▸ **The task**
Below are some records; reproduce every one of them exactly.

▸ **Data for the task**
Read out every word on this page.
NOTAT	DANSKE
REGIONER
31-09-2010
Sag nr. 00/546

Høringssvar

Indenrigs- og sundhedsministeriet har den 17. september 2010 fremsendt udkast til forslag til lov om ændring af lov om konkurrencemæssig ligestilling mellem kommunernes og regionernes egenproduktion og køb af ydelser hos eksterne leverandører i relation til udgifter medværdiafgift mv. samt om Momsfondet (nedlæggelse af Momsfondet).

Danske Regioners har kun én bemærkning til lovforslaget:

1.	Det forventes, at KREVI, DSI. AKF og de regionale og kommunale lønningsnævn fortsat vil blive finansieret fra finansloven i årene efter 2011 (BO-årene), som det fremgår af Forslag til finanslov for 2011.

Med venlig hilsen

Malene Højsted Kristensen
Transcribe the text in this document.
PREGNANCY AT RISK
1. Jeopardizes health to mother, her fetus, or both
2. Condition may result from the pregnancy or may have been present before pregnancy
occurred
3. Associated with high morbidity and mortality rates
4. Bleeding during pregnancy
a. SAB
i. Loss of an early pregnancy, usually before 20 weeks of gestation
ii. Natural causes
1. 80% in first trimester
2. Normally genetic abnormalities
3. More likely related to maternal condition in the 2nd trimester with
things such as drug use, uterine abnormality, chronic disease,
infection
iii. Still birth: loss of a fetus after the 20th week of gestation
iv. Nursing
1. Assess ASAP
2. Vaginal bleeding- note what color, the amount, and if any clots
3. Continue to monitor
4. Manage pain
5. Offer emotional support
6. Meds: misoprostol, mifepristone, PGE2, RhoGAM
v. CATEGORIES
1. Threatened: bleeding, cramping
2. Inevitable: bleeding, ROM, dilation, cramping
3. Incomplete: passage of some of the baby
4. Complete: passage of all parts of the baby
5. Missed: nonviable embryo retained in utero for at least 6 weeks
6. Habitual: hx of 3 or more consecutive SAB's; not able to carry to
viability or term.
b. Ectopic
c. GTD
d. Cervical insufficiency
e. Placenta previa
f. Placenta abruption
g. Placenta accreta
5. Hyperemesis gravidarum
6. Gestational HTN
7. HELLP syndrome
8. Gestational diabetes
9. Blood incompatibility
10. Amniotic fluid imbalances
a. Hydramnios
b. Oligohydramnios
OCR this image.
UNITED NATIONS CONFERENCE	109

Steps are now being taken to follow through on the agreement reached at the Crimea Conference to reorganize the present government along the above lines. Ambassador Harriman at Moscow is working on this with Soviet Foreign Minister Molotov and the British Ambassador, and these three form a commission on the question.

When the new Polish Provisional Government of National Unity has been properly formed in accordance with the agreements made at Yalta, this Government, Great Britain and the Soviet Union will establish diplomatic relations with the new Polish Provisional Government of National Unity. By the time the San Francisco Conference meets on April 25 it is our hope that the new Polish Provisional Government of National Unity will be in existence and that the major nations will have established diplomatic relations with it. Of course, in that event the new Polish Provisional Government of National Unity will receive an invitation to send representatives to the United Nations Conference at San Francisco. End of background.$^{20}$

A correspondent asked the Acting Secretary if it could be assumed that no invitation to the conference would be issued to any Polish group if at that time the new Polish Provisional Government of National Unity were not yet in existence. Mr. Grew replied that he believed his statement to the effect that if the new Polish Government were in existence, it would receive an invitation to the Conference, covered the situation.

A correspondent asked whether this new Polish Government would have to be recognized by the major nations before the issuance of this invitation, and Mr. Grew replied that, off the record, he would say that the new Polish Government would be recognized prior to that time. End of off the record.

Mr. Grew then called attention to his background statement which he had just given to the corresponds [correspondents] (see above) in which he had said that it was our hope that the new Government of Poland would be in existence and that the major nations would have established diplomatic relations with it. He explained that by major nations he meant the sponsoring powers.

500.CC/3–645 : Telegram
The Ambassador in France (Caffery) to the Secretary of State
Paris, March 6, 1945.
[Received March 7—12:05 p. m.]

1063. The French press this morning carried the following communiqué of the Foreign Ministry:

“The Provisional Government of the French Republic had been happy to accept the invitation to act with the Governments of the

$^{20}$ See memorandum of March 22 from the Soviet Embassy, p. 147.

▸ **Exercise output**
Read out every word on this page.
NOTAT	DANSKE
REGIONER
31-09-2010
Sag nr. 00/546

Høringssvar

Indenrigs- og sundhedsministeriet har den 17. september 2010 fremsendt udkast til forslag til lov om ændring af lov om konkurrencemæssig ligestilling mellem kommunernes og regionernes egenproduktion og køb af ydelser hos eksterne leverandører i relation til udgifter medværdiafgift mv. samt om Momsfondet (nedlæggelse af Momsfondet).

Danske Regioners har kun én bemærkning til lovforslaget:

1.	Det forventes, at KREVI, DSI. AKF og de regionale og kommunale lønningsnævn fortsat vil blive finansieret fra finansloven i årene efter 2011 (BO-årene), som det fremgår af Forslag til finanslov for 2011.

Med venlig hilsen

Malene Højsted Kristensen
Transcribe the text in this document.
PREGNANCY AT RISK
1. Jeopardizes health to mother, her fetus, or both
2. Condition may result from the pregnancy or may have been present before pregnancy
occurred
3. Associated with high morbidity and mortality rates
4. Bleeding during pregnancy
a. SAB
i. Loss of an early pregnancy, usually before 20 weeks of gestation
ii. Natural causes
1. 80% in first trimester
2. Normally genetic abnormalities
3. More likely related to maternal condition in the 2nd trimester with
things such as drug use, uterine abnormality, chronic disease,
infection
iii. Still birth: loss of a fetus after the 20th week of gestation
iv. Nursing
1. Assess ASAP
2. Vaginal bleeding- note what color, the amount, and if any clots
3. Continue to monitor
4. Manage pain
5. Offer emotional support
6. Meds: misoprostol, mifepristone, PGE2, RhoGAM
v. CATEGORIES
1. Threatened: bleeding, cramping
2. Inevitable: bleeding, ROM, dilation, cramping
3. Incomplete: passage of some of the baby
4. Complete: passage of all parts of the baby
5. Missed: nonviable embryo retained in utero for at least 6 weeks
6. Habitual: hx of 3 or more consecutive SAB's; not able to carry to
viability or term.
b. Ectopic
c. GTD
d. Cervical insufficiency
e. Placenta previa
f. Placenta abruption
g. Placenta accreta
5. Hyperemesis gravidarum
6. Gestational HTN
7. HELLP syndrome
8. Gestational diabetes
9. Blood incompatibility
10. Amniotic fluid imbalances
a. Hydramnios
b. Oligohydramnios
OCR this image.
UNITED NATIONS CONFERENCE	109

Steps are now being taken to follow through on the agreement reached at the Crimea Conference to reorganize the present government along the above lines. Ambassador Harriman at Moscow is working on this with Soviet Foreign Minister Molotov and the British Ambassador, and these three form a commission on the question.

When the new Polish Provisional Government of National Unity has been properly formed in accordance with the agreements made at Yalta, this Government, Great Britain and the Soviet Union will establish diplomatic relations with the new Polish Provisional Government of National Unity. By the time the San Francisco Conference meets on April 25 it is our hope that the new Polish Provisional Government of National Unity will be in existence and that the major nations will have established diplomatic relations with it. Of course, in that event the new Polish Provisional Government of National Unity will receive an invitation to send representatives to the United Nations Conference at San Francisco. End of background.$^{20}$

A correspondent asked the Acting Secretary if it could be assumed that no invitation to the conference would be issued to any Polish group if at that time the new Polish Provisional Government of National Unity were not yet in existence. Mr. Grew replied that he believed his statement to the effect that if the new Polish Government were in existence, it would receive an invitation to the Conference, covered the situation.

A correspondent asked whether this new Polish Government would have to be recognized by the major nations before the issuance of this invitation, and Mr. Grew replied that, off the record, he would say that the new Polish Government would be recognized prior to that time. End of off the record.

Mr. Grew then called attention to his background statement which he had just given to the corresponds [correspondents] (see above) in which he had said that it was our hope that the new Government of Poland would be in existence and that the major nations would have established diplomatic relations with it. He explained that by major nations he meant the sponsoring powers.

500.CC/3–645 : Telegram
The Ambassador in France (Caffery) to the Secretary of State
Paris, March 6, 1945.
[Received March 7—12:05 p. m.]

1063. The French press this morning carried the following communiqué of the Foreign Ministry:

“The Provisional Government of the French Republic had been happy to accept the invitation to act with the Governments of the

$^{20}$ See memorandum of March 22 from the Soviet Embassy, p. 147.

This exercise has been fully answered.